- [DATA ENTRIES]
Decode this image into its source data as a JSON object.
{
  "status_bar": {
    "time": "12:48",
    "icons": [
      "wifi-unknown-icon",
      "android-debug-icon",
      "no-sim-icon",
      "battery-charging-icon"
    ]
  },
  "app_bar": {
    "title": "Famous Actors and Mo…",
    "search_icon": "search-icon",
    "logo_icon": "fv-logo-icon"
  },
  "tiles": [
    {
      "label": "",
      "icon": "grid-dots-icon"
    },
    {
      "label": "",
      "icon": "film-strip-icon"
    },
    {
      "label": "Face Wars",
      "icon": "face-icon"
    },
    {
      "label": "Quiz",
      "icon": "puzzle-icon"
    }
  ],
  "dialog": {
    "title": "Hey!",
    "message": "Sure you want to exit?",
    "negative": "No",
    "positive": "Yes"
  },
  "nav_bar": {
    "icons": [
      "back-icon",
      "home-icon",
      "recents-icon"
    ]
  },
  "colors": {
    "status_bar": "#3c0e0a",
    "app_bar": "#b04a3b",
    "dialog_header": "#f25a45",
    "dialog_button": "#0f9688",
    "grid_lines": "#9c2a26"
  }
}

- [AIM]
Reproduce the listing above verbatim, from first line to last.

- [RESULT OF THIS EXERCISE]
Decode this image into its source data as a JSON object.
{
  "status_bar": {
    "time": "12:48",
    "icons": [
      "wifi-unknown-icon",
      "android-debug-icon",
      "no-sim-icon",
      "battery-charging-icon"
    ]
  },
  "app_bar": {
    "title": "Famous Actors and Mo…",
    "search_icon": "search-icon",
    "logo_icon": "fv-logo-icon"
  },
  "tiles": [
    {
      "label": "",
      "icon": "grid-dots-icon"
    },
    {
      "label": "",
      "icon": "film-strip-icon"
    },
    {
      "label": "Face Wars",
      "icon": "face-icon"
    },
    {
      "label": "Quiz",
      "icon": "puzzle-icon"
    }
  ],
  "dialog": {
    "title": "Hey!",
    "message": "Sure you want to exit?",
    "negative": "No",
    "positive": "Yes"
  },
  "nav_bar": {
    "icons": [
      "back-icon",
      "home-icon",
      "recents-icon"
    ]
  },
  "colors": {
    "status_bar": "#3c0e0a",
    "app_bar": "#b04a3b",
    "dialog_header": "#f25a45",
    "dialog_button": "#0f9688",
    "grid_lines": "#9c2a26"
  }
}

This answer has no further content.